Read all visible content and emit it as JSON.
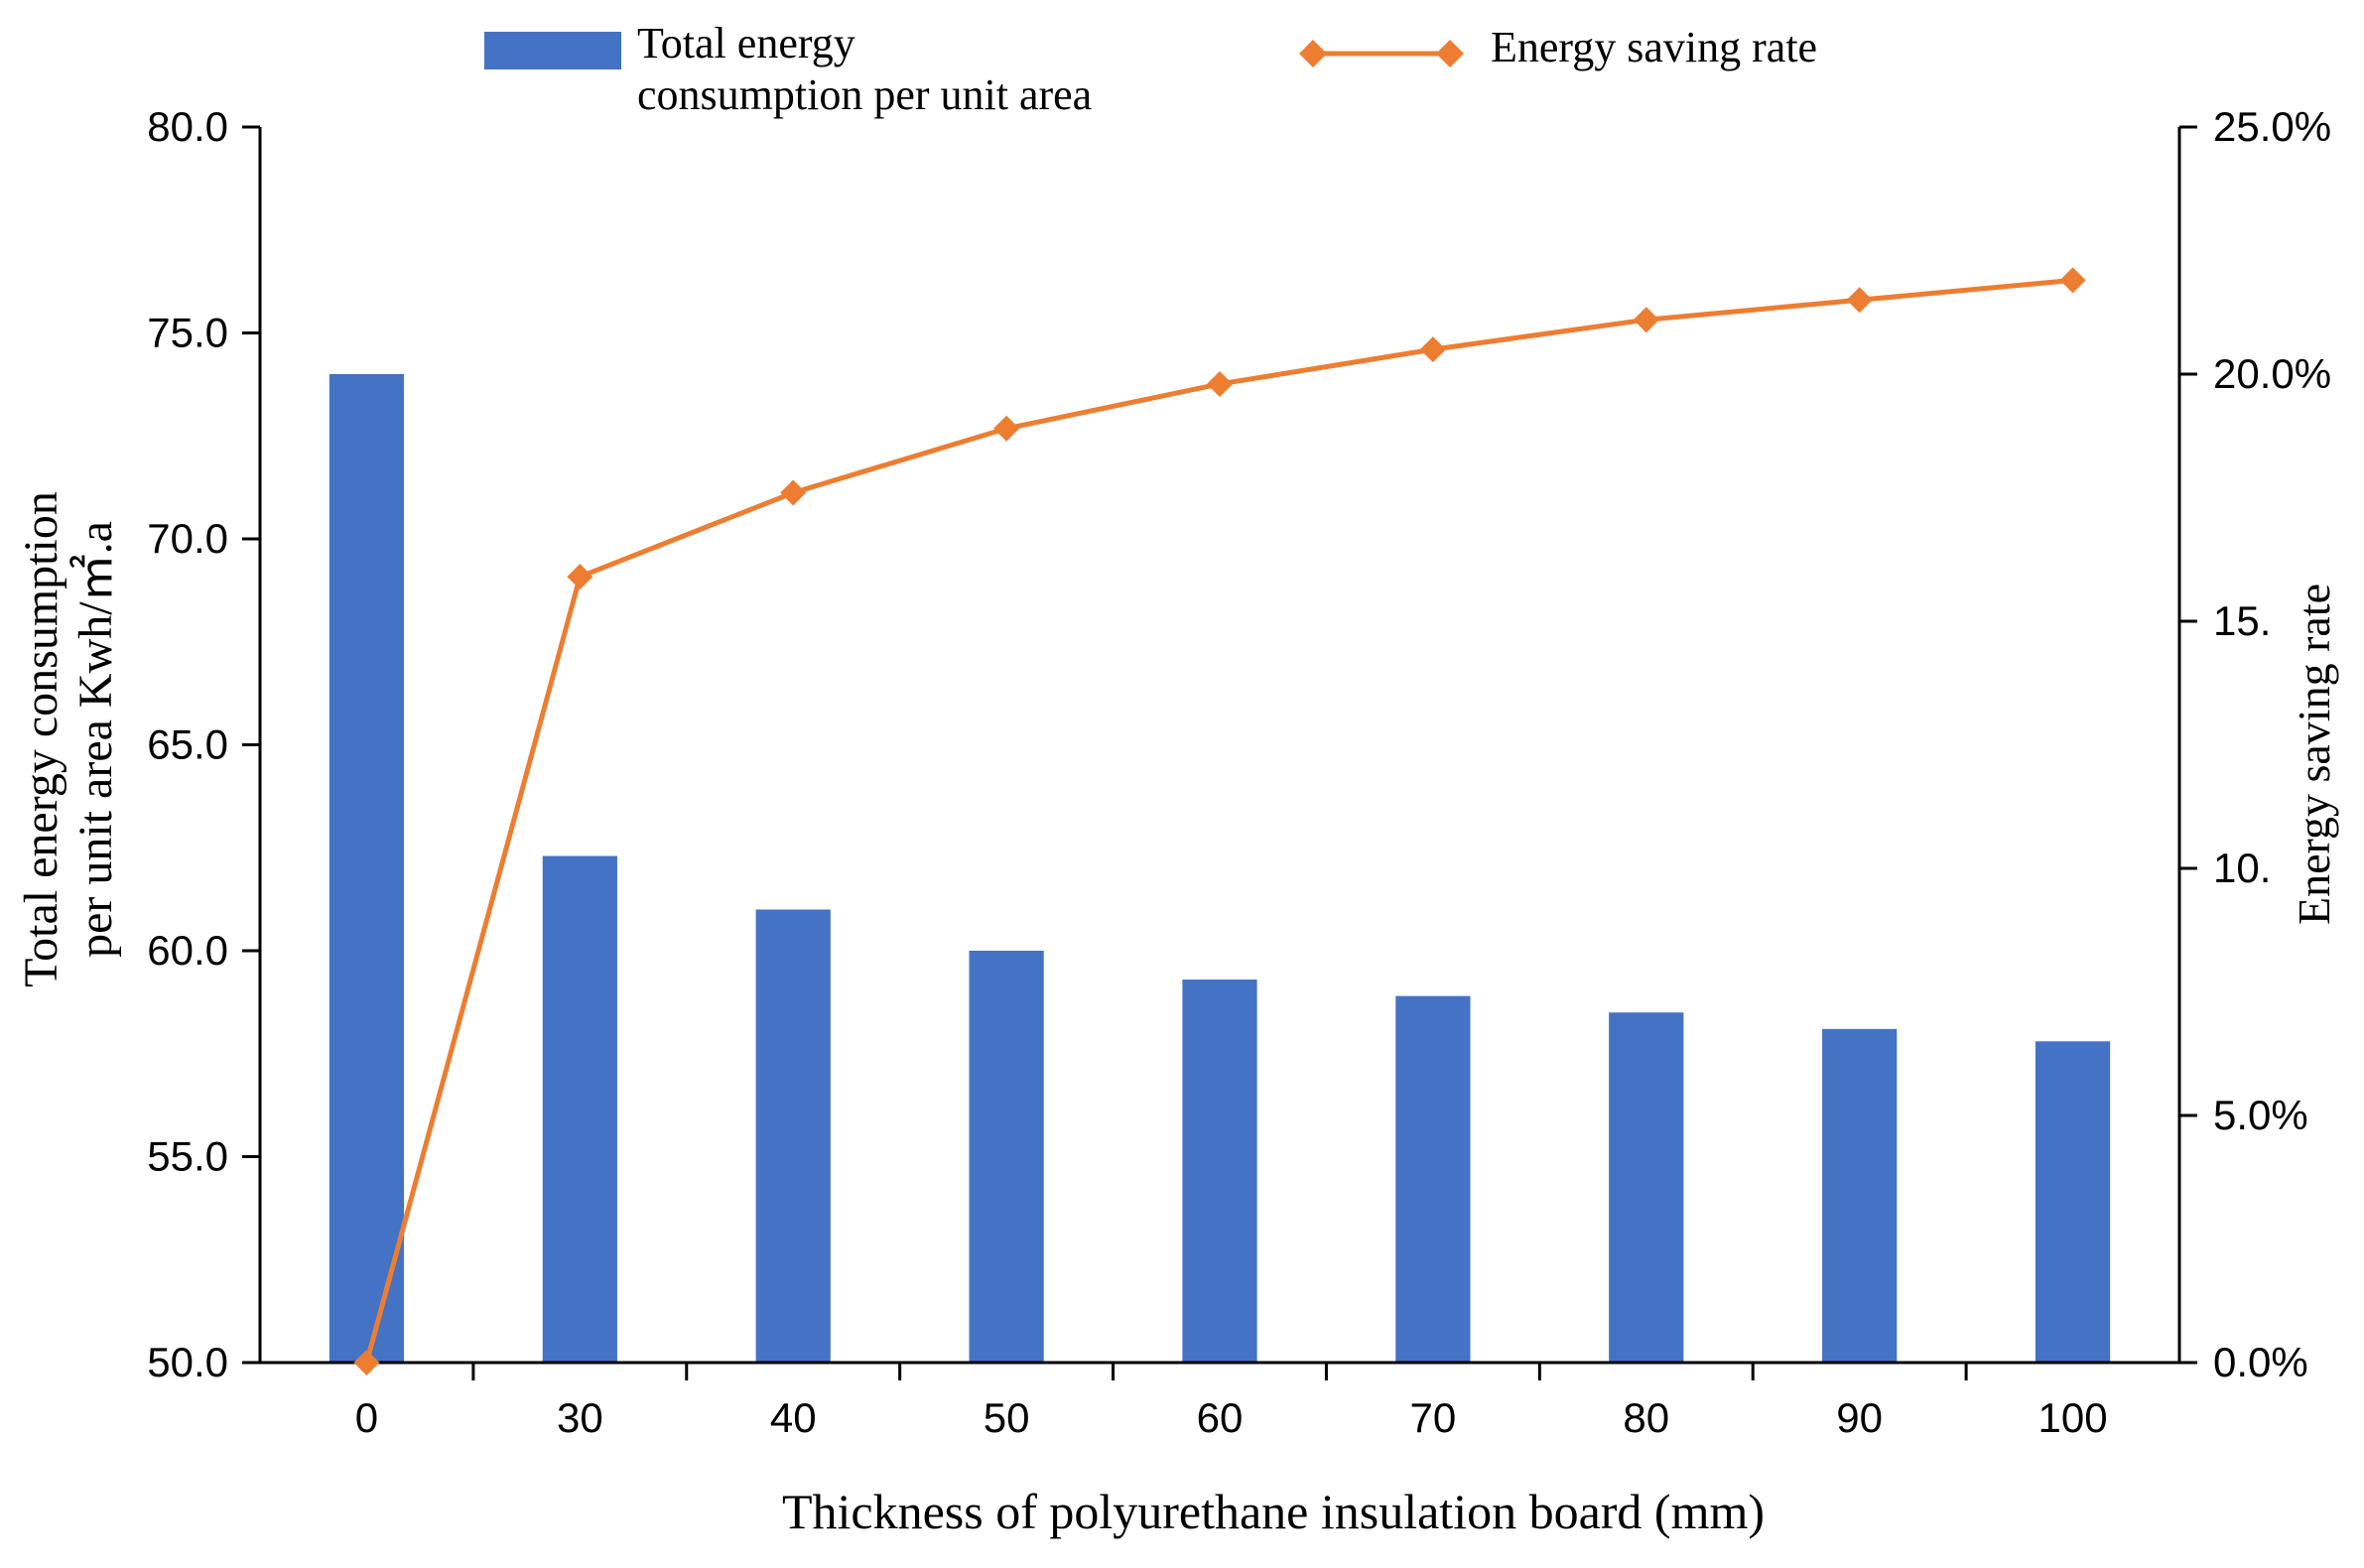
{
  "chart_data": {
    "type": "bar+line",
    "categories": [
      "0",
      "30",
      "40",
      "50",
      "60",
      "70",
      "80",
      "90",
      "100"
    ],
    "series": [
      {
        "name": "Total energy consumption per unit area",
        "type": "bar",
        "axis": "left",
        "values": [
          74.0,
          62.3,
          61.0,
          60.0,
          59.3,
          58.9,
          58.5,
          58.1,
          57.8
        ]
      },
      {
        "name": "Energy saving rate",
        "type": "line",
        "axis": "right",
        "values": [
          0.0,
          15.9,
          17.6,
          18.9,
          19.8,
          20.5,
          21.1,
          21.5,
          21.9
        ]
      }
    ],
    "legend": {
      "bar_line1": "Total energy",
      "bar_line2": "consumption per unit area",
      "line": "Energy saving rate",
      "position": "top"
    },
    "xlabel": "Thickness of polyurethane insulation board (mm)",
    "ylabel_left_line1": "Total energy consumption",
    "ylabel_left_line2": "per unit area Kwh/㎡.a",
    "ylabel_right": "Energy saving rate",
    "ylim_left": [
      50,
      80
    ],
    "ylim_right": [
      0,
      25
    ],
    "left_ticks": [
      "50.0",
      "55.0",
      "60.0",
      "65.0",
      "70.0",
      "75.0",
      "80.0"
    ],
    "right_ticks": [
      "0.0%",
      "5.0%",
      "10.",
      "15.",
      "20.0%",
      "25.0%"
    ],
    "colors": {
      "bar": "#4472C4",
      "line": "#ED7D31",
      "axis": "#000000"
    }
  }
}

==

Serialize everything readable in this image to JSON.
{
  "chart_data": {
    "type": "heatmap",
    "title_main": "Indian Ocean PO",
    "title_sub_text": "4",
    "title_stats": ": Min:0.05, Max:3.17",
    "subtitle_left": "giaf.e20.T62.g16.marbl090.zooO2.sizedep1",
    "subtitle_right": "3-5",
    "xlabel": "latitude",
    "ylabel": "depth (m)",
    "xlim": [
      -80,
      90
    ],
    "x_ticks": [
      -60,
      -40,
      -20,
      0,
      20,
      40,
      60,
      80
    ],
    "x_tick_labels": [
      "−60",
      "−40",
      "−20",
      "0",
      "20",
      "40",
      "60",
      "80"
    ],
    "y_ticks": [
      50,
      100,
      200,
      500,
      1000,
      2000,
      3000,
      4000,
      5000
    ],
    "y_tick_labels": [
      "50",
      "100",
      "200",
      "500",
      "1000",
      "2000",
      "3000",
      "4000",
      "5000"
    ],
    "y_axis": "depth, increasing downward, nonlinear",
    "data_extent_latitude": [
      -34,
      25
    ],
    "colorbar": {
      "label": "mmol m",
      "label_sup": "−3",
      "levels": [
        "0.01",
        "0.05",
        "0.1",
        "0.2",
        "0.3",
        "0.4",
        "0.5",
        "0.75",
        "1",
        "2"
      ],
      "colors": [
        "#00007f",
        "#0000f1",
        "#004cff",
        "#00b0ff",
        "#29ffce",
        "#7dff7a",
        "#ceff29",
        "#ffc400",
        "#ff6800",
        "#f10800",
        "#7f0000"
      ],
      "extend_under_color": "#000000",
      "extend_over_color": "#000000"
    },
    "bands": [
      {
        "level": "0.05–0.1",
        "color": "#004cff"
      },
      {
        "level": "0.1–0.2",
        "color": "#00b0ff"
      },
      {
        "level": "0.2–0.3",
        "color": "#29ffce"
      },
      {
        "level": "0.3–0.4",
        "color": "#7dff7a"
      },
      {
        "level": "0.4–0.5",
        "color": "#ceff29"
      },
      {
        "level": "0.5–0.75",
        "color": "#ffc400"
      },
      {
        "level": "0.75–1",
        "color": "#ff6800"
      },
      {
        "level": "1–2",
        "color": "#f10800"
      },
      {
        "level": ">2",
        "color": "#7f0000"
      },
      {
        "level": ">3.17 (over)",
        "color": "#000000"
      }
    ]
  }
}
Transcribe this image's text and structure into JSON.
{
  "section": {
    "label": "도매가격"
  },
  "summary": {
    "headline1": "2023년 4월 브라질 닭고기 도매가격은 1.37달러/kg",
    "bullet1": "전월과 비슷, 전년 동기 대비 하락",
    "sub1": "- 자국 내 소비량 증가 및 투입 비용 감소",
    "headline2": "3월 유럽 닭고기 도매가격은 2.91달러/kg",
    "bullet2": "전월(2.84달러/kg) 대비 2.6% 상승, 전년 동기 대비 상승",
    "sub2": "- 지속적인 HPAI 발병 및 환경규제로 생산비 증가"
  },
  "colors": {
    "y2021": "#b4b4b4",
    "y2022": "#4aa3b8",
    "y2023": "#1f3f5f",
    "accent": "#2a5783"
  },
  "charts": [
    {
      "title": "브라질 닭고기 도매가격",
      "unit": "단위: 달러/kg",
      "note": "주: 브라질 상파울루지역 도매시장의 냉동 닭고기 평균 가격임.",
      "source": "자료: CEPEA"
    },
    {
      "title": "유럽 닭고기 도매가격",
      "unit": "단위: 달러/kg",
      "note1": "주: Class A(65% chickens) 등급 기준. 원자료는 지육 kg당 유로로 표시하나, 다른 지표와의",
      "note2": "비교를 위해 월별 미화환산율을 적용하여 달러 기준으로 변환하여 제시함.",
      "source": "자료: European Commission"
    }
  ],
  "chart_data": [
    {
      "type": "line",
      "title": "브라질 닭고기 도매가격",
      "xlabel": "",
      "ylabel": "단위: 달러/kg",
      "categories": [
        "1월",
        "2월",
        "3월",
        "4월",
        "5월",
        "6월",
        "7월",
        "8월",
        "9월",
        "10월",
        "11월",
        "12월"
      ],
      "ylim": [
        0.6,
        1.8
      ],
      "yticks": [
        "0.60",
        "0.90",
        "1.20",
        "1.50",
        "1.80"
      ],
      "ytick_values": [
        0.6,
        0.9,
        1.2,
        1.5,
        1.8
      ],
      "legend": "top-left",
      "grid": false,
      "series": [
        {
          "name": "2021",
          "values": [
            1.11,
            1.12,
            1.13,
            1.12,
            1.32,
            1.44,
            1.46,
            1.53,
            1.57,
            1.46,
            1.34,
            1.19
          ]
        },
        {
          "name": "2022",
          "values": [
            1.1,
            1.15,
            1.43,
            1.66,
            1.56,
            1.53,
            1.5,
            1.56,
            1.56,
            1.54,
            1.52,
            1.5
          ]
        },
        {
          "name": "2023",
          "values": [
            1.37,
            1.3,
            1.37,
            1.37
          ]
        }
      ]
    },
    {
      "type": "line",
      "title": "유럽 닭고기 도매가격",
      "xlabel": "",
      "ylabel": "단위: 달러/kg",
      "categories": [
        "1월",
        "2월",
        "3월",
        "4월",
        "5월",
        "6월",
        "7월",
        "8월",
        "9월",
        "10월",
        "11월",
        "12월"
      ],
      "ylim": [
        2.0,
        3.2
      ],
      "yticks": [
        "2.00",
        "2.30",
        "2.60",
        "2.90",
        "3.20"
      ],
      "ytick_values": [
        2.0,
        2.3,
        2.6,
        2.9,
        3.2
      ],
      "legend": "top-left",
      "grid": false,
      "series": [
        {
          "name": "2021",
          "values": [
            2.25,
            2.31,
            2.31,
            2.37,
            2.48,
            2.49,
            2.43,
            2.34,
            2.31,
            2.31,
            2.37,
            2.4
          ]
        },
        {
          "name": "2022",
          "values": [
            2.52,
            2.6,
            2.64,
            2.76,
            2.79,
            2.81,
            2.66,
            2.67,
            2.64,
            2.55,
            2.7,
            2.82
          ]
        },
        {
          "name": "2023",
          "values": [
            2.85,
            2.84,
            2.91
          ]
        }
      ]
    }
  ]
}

◆ **What the task asks**: Scan the listing above for the word "rate" and show each line where it is found.

◆ **Response for this exercise**:
        "name": "Energy saving rate",
      "line": "Energy saving rate",
    "ylabel_right": "Energy saving rate",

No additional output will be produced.